» Input material:
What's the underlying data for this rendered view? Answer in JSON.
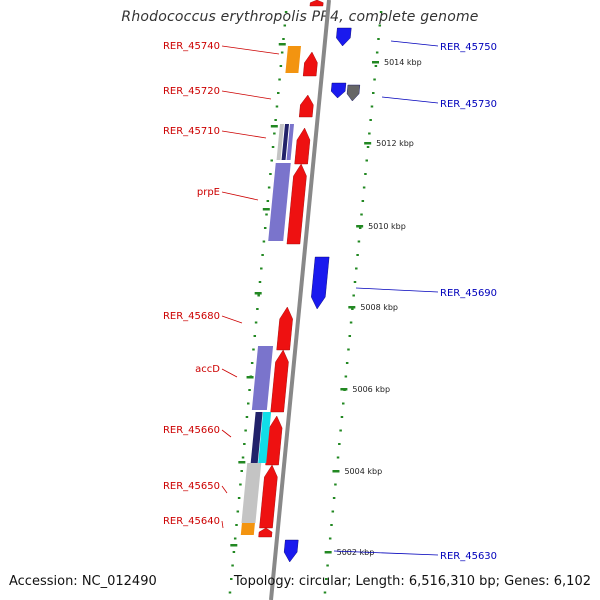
{
  "header": {
    "title": "Rhodococcus erythropolis PR4, complete genome"
  },
  "footer": {
    "accession": "Accession: NC_012490",
    "summary": "Topology: circular; Length: 6,516,310 bp; Genes: 6,102"
  },
  "colors": {
    "forward_gene": "#ee1111",
    "reverse_gene": "#1a1aee",
    "label_left": "#cc0000",
    "label_right": "#0000bb",
    "backbone": "#888888",
    "tick_dots": "#228822",
    "cog_purple": "#7a74cc",
    "cog_orange": "#f39410",
    "cog_navy": "#22226a",
    "cog_cyan": "#11dde8",
    "cog_gray": "#c4c4c4"
  },
  "ticks": [
    {
      "label": "5014 kbp"
    },
    {
      "label": "5012 kbp"
    },
    {
      "label": "5010 kbp"
    },
    {
      "label": "5008 kbp"
    },
    {
      "label": "5006 kbp"
    },
    {
      "label": "5004 kbp"
    },
    {
      "label": "5002 kbp"
    }
  ],
  "gene_labels": [
    {
      "text": "RER_45740",
      "side": "left"
    },
    {
      "text": "RER_45720",
      "side": "left"
    },
    {
      "text": "RER_45710",
      "side": "left"
    },
    {
      "text": "prpE",
      "side": "left"
    },
    {
      "text": "RER_45680",
      "side": "left"
    },
    {
      "text": "accD",
      "side": "left"
    },
    {
      "text": "RER_45660",
      "side": "left"
    },
    {
      "text": "RER_45650",
      "side": "left"
    },
    {
      "text": "RER_45640",
      "side": "left"
    },
    {
      "text": "RER_45750",
      "side": "right"
    },
    {
      "text": "RER_45730",
      "side": "right"
    },
    {
      "text": "RER_45690",
      "side": "right"
    },
    {
      "text": "RER_45630",
      "side": "right"
    }
  ]
}
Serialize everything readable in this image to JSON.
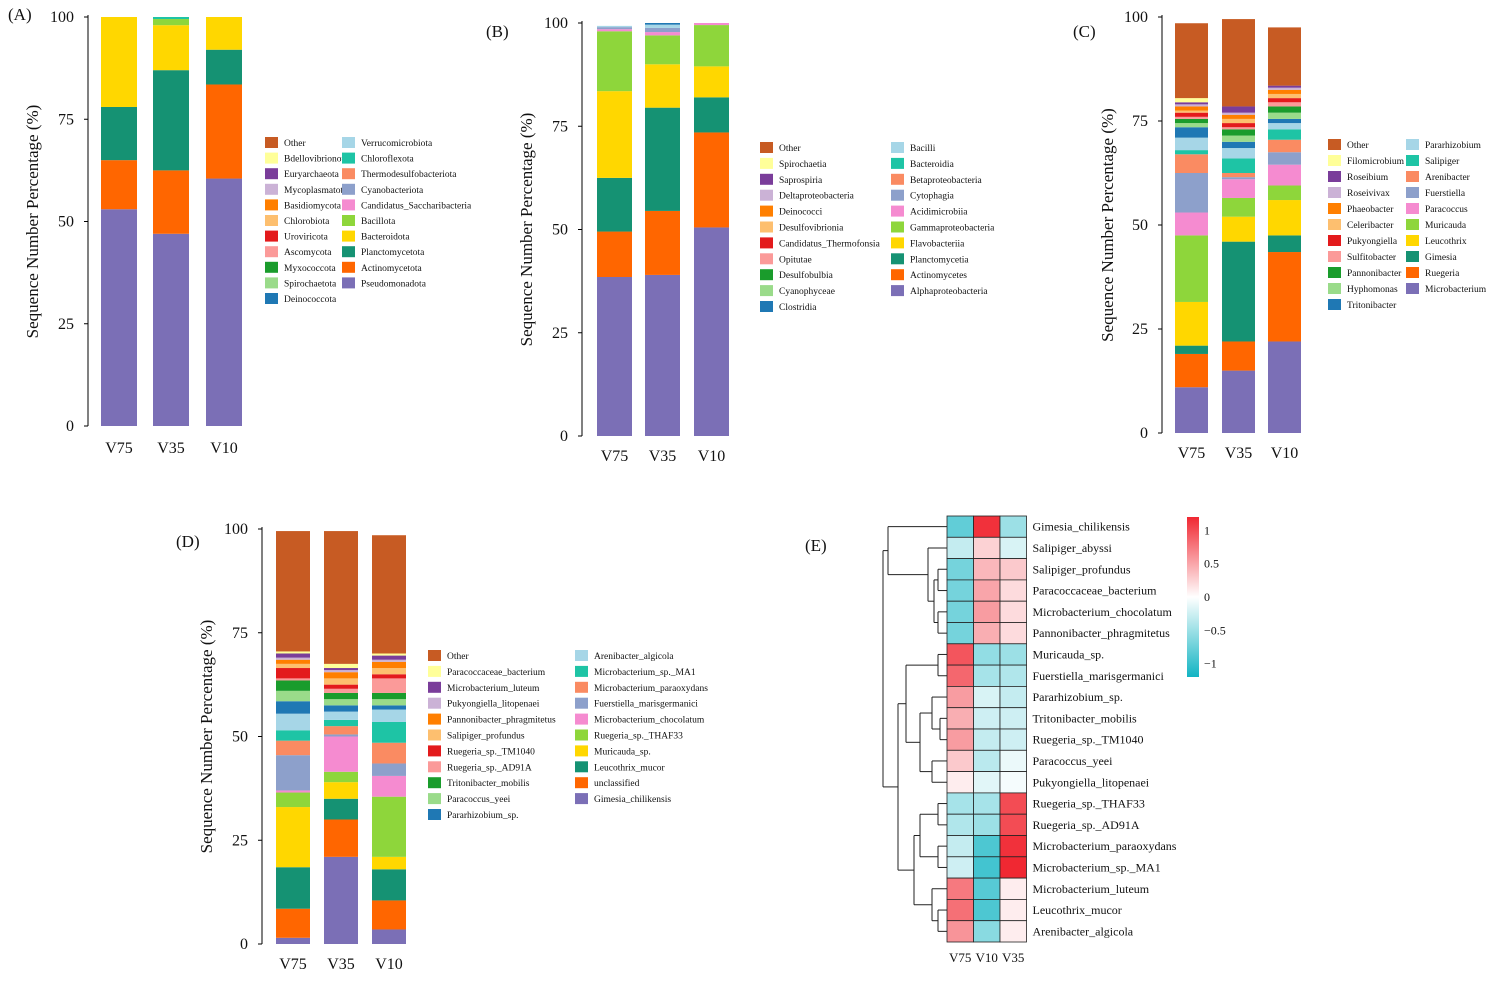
{
  "figure": {
    "colors": {
      "Other": "#C75B23",
      "Bdellovibrionota": "#FFFF99",
      "Euryarchaeota": "#7A3D9A",
      "Mycoplasmatota": "#CBB2D6",
      "Basidiomycota": "#FF7F00",
      "Chlorobiota": "#FDBF6F",
      "Uroviricota": "#E31A1C",
      "Ascomycota": "#FB9A99",
      "Myxococcota": "#1A9C2C",
      "Spirochaetota": "#9ADB8A",
      "Deinococcota": "#1F78B4",
      "Verrucomicrobiota": "#A6D6E7",
      "Chloroflexota": "#1EC4A5",
      "Thermodesulfobacteriota": "#FA8B62",
      "Cyanobacteriota": "#8DA0CB",
      "Candidatus_Saccharibacteria": "#F58BD0",
      "Bacillota": "#8ED63B",
      "Bacteroidota": "#FFD700",
      "Planctomycetota": "#159273",
      "Actinomycetota": "#FF6600",
      "Pseudomonadota": "#7B6FB6"
    }
  },
  "chart_data": [
    {
      "id": "A",
      "type": "bar",
      "stacked": true,
      "label": "(A)",
      "xlabel": "",
      "ylabel": "Sequence Number Percentage (%)",
      "ylim": [
        0,
        100
      ],
      "yticks": [
        "0",
        "25",
        "50",
        "75",
        "100"
      ],
      "categories": [
        "V75",
        "V35",
        "V10"
      ],
      "series": [
        {
          "name": "Pseudomonadota",
          "color": "#7B6FB6",
          "values": [
            53,
            47,
            60.5
          ]
        },
        {
          "name": "Actinomycetota",
          "color": "#FF6600",
          "values": [
            12,
            15.5,
            23
          ]
        },
        {
          "name": "Planctomycetota",
          "color": "#159273",
          "values": [
            13,
            24.5,
            8.5
          ]
        },
        {
          "name": "Bacteroidota",
          "color": "#FFD700",
          "values": [
            22,
            11,
            8
          ]
        },
        {
          "name": "Bacillota",
          "color": "#8ED63B",
          "values": [
            0,
            1.5,
            0
          ]
        },
        {
          "name": "Chloroflexota",
          "color": "#1EC4A5",
          "values": [
            0,
            0.5,
            0
          ]
        }
      ],
      "legend": [
        "Other",
        "Bdellovibrionota",
        "Euryarchaeota",
        "Mycoplasmatota",
        "Basidiomycota",
        "Chlorobiota",
        "Uroviricota",
        "Ascomycota",
        "Myxococcota",
        "Spirochaetota",
        "Deinococcota",
        "Verrucomicrobiota",
        "Chloroflexota",
        "Thermodesulfobacteriota",
        "Cyanobacteriota",
        "Candidatus_Saccharibacteria",
        "Bacillota",
        "Bacteroidota",
        "Planctomycetota",
        "Actinomycetota",
        "Pseudomonadota"
      ]
    },
    {
      "id": "B",
      "type": "bar",
      "stacked": true,
      "label": "(B)",
      "xlabel": "",
      "ylabel": "Sequence Number Percentage (%)",
      "ylim": [
        0,
        100
      ],
      "yticks": [
        "0",
        "25",
        "50",
        "75",
        "100"
      ],
      "categories": [
        "V75",
        "V35",
        "V10"
      ],
      "series": [
        {
          "name": "Alphaproteobacteria",
          "color": "#7B6FB6",
          "values": [
            38.5,
            39,
            50.5
          ]
        },
        {
          "name": "Actinomycetes",
          "color": "#FF6600",
          "values": [
            11,
            15.5,
            23
          ]
        },
        {
          "name": "Planctomycetia",
          "color": "#159273",
          "values": [
            13,
            25,
            8.5
          ]
        },
        {
          "name": "Flavobacteriia",
          "color": "#FFD700",
          "values": [
            21,
            10.5,
            7.5
          ]
        },
        {
          "name": "Gammaproteobacteria",
          "color": "#8ED63B",
          "values": [
            14.5,
            7,
            10
          ]
        },
        {
          "name": "Acidimicrobiia",
          "color": "#F58BD0",
          "values": [
            0.5,
            0.8,
            0.5
          ]
        },
        {
          "name": "Cytophagia",
          "color": "#8DA0CB",
          "values": [
            0.5,
            1,
            0
          ]
        },
        {
          "name": "Bacilli",
          "color": "#A6D6E7",
          "values": [
            0.3,
            0.8,
            0
          ]
        },
        {
          "name": "Clostridia",
          "color": "#1F78B4",
          "values": [
            0,
            0.5,
            0
          ]
        }
      ],
      "legend": [
        "Other",
        "Spirochaetia",
        "Saprospiria",
        "Deltaproteobacteria",
        "Deinococci",
        "Desulfovibrionia",
        "Candidatus_Thermofonsia",
        "Opitutae",
        "Desulfobulbia",
        "Cyanophyceae",
        "Clostridia",
        "Bacilli",
        "Bacteroidia",
        "Betaproteobacteria",
        "Cytophagia",
        "Acidimicrobiia",
        "Gammaproteobacteria",
        "Flavobacteriia",
        "Planctomycetia",
        "Actinomycetes",
        "Alphaproteobacteria"
      ]
    },
    {
      "id": "C",
      "type": "bar",
      "stacked": true,
      "label": "(C)",
      "xlabel": "",
      "ylabel": "Sequence Number Percentage (%)",
      "ylim": [
        0,
        100
      ],
      "yticks": [
        "0",
        "25",
        "50",
        "75",
        "100"
      ],
      "categories": [
        "V75",
        "V35",
        "V10"
      ],
      "series": [
        {
          "name": "Microbacterium",
          "color": "#7B6FB6",
          "values": [
            11,
            15,
            22
          ]
        },
        {
          "name": "Ruegeria",
          "color": "#FF6600",
          "values": [
            8,
            7,
            21.5
          ]
        },
        {
          "name": "Gimesia",
          "color": "#159273",
          "values": [
            2,
            24,
            4
          ]
        },
        {
          "name": "Leucothrix",
          "color": "#FFD700",
          "values": [
            10.5,
            6,
            8.5
          ]
        },
        {
          "name": "Muricauda",
          "color": "#8ED63B",
          "values": [
            16,
            4.5,
            3.5
          ]
        },
        {
          "name": "Paracoccus",
          "color": "#F58BD0",
          "values": [
            5.5,
            4.5,
            5
          ]
        },
        {
          "name": "Fuerstiella",
          "color": "#8DA0CB",
          "values": [
            9.5,
            0.5,
            3
          ]
        },
        {
          "name": "Arenibacter",
          "color": "#FA8B62",
          "values": [
            4.5,
            1,
            3
          ]
        },
        {
          "name": "Salipiger",
          "color": "#1EC4A5",
          "values": [
            1,
            3.5,
            2.5
          ]
        },
        {
          "name": "Pararhizobium",
          "color": "#A6D6E7",
          "values": [
            3,
            2.5,
            1.5
          ]
        },
        {
          "name": "Tritonibacter",
          "color": "#1F78B4",
          "values": [
            2.5,
            1.5,
            1
          ]
        },
        {
          "name": "Hyphomonas",
          "color": "#9ADB8A",
          "values": [
            1,
            1.5,
            1.5
          ]
        },
        {
          "name": "Pannonibacter",
          "color": "#1A9C2C",
          "values": [
            1,
            1.5,
            1.5
          ]
        },
        {
          "name": "Sulfitobacter",
          "color": "#FB9A99",
          "values": [
            0.5,
            0.5,
            1
          ]
        },
        {
          "name": "Pukyongiella",
          "color": "#E31A1C",
          "values": [
            1,
            1,
            1
          ]
        },
        {
          "name": "Celeribacter",
          "color": "#FDBF6F",
          "values": [
            0.5,
            1,
            1
          ]
        },
        {
          "name": "Phaeobacter",
          "color": "#FF7F00",
          "values": [
            1,
            1,
            1
          ]
        },
        {
          "name": "Roseivivax",
          "color": "#CBB2D6",
          "values": [
            0.5,
            0.5,
            0.5
          ]
        },
        {
          "name": "Roseibium",
          "color": "#7A3D9A",
          "values": [
            0.5,
            1.5,
            0.5
          ]
        },
        {
          "name": "Filomicrobium",
          "color": "#FFFF99",
          "values": [
            1,
            0,
            0
          ]
        },
        {
          "name": "Other",
          "color": "#C75B23",
          "values": [
            18,
            21,
            14
          ]
        }
      ],
      "legend": [
        "Other",
        "Filomicrobium",
        "Roseibium",
        "Roseivivax",
        "Phaeobacter",
        "Celeribacter",
        "Pukyongiella",
        "Sulfitobacter",
        "Pannonibacter",
        "Hyphomonas",
        "Tritonibacter",
        "Pararhizobium",
        "Salipiger",
        "Arenibacter",
        "Fuerstiella",
        "Paracoccus",
        "Muricauda",
        "Leucothrix",
        "Gimesia",
        "Ruegeria",
        "Microbacterium"
      ]
    },
    {
      "id": "D",
      "type": "bar",
      "stacked": true,
      "label": "(D)",
      "xlabel": "",
      "ylabel": "Sequence Number Percentage (%)",
      "ylim": [
        0,
        100
      ],
      "yticks": [
        "0",
        "25",
        "50",
        "75",
        "100"
      ],
      "categories": [
        "V75",
        "V35",
        "V10"
      ],
      "series": [
        {
          "name": "Gimesia_chilikensis",
          "color": "#7B6FB6",
          "values": [
            1.5,
            21,
            3.5
          ]
        },
        {
          "name": "unclassified",
          "color": "#FF6600",
          "values": [
            7,
            9,
            7
          ]
        },
        {
          "name": "Leucothrix_mucor",
          "color": "#159273",
          "values": [
            10,
            5,
            7.5
          ]
        },
        {
          "name": "Muricauda_sp.",
          "color": "#FFD700",
          "values": [
            14.5,
            4,
            3
          ]
        },
        {
          "name": "Ruegeria_sp._THAF33",
          "color": "#8ED63B",
          "values": [
            3.5,
            2.5,
            14.5
          ]
        },
        {
          "name": "Microbacterium_chocolatum",
          "color": "#F58BD0",
          "values": [
            0.5,
            8.5,
            5
          ]
        },
        {
          "name": "Fuerstiella_marisgermanici",
          "color": "#8DA0CB",
          "values": [
            8.5,
            0.5,
            3
          ]
        },
        {
          "name": "Microbacterium_paraoxydans",
          "color": "#FA8B62",
          "values": [
            3.5,
            2,
            5
          ]
        },
        {
          "name": "Microbacterium_sp._MA1",
          "color": "#1EC4A5",
          "values": [
            2.5,
            1.5,
            5
          ]
        },
        {
          "name": "Arenibacter_algicola",
          "color": "#A6D6E7",
          "values": [
            4,
            2,
            3
          ]
        },
        {
          "name": "Pararhizobium_sp.",
          "color": "#1F78B4",
          "values": [
            3,
            1.5,
            1
          ]
        },
        {
          "name": "Paracoccus_yeei",
          "color": "#9ADB8A",
          "values": [
            2.5,
            1.5,
            1.5
          ]
        },
        {
          "name": "Tritonibacter_mobilis",
          "color": "#1A9C2C",
          "values": [
            2.5,
            1.5,
            1.5
          ]
        },
        {
          "name": "Ruegeria_sp._AD91A",
          "color": "#FB9A99",
          "values": [
            0.5,
            1,
            3.5
          ]
        },
        {
          "name": "Ruegeria_sp._TM1040",
          "color": "#E31A1C",
          "values": [
            2.5,
            1,
            1
          ]
        },
        {
          "name": "Salipiger_profundus",
          "color": "#FDBF6F",
          "values": [
            1,
            1.5,
            1.5
          ]
        },
        {
          "name": "Pannonibacter_phragmitetus",
          "color": "#FF7F00",
          "values": [
            1,
            1.5,
            1.5
          ]
        },
        {
          "name": "Pukyongiella_litopenaei",
          "color": "#CBB2D6",
          "values": [
            0.5,
            0.5,
            0.5
          ]
        },
        {
          "name": "Microbacterium_luteum",
          "color": "#7A3D9A",
          "values": [
            1,
            0.5,
            1
          ]
        },
        {
          "name": "Paracoccaceae_bacterium",
          "color": "#FFFF99",
          "values": [
            0.5,
            1,
            0.5
          ]
        },
        {
          "name": "Other",
          "color": "#C75B23",
          "values": [
            29,
            32,
            28.5
          ]
        }
      ],
      "legend": [
        "Other",
        "Paracoccaceae_bacterium",
        "Microbacterium_luteum",
        "Pukyongiella_litopenaei",
        "Pannonibacter_phragmitetus",
        "Salipiger_profundus",
        "Ruegeria_sp._TM1040",
        "Ruegeria_sp._AD91A",
        "Tritonibacter_mobilis",
        "Paracoccus_yeei",
        "Pararhizobium_sp.",
        "Arenibacter_algicola",
        "Microbacterium_sp._MA1",
        "Microbacterium_paraoxydans",
        "Fuerstiella_marisgermanici",
        "Microbacterium_chocolatum",
        "Ruegeria_sp._THAF33",
        "Muricauda_sp.",
        "Leucothrix_mucor",
        "unclassified",
        "Gimesia_chilikensis"
      ]
    },
    {
      "id": "E",
      "type": "heatmap",
      "label": "(E)",
      "columns": [
        "V75",
        "V10",
        "V35"
      ],
      "rows": [
        "Gimesia_chilikensis",
        "Salipiger_abyssi",
        "Salipiger_profundus",
        "Paracoccaceae_bacterium",
        "Microbacterium_chocolatum",
        "Pannonibacter_phragmitetus",
        "Muricauda_sp.",
        "Fuerstiella_marisgermanici",
        "Pararhizobium_sp.",
        "Tritonibacter_mobilis",
        "Ruegeria_sp._TM1040",
        "Paracoccus_yeei",
        "Pukyongiella_litopenaei",
        "Ruegeria_sp._THAF33",
        "Ruegeria_sp._AD91A",
        "Microbacterium_paraoxydans",
        "Microbacterium_sp._MA1",
        "Microbacterium_luteum",
        "Leucothrix_mucor",
        "Arenibacter_algicola"
      ],
      "values": [
        [
          -0.8,
          1.15,
          -0.5
        ],
        [
          -0.3,
          0.25,
          -0.2
        ],
        [
          -0.7,
          0.4,
          0.3
        ],
        [
          -0.7,
          0.5,
          0.2
        ],
        [
          -0.7,
          0.55,
          0.2
        ],
        [
          -0.7,
          0.45,
          0.2
        ],
        [
          0.95,
          -0.55,
          -0.5
        ],
        [
          0.85,
          -0.45,
          -0.4
        ],
        [
          0.55,
          -0.2,
          -0.3
        ],
        [
          0.45,
          -0.25,
          -0.25
        ],
        [
          0.55,
          -0.3,
          -0.25
        ],
        [
          0.3,
          -0.35,
          -0.1
        ],
        [
          0.1,
          -0.15,
          -0.05
        ],
        [
          -0.45,
          -0.45,
          1.0
        ],
        [
          -0.4,
          -0.5,
          1.0
        ],
        [
          -0.3,
          -0.9,
          1.15
        ],
        [
          -0.25,
          -0.95,
          1.2
        ],
        [
          0.75,
          -0.85,
          0.1
        ],
        [
          0.8,
          -0.9,
          0.1
        ],
        [
          0.6,
          -0.6,
          0.1
        ]
      ],
      "colorbar_ticks": [
        "1",
        "0.5",
        "0",
        "−0.5",
        "−1"
      ],
      "colorbar_values": [
        1,
        0.5,
        0,
        -0.5,
        -1
      ],
      "colorbar_range": [
        -1.2,
        1.2
      ]
    }
  ]
}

» Problem:
Examine the records and pull out every line where the string "Deinococcota" occurs.

» Response for this exercise:
      "Deinococcota": "#1F78B4",
        "Deinococcota",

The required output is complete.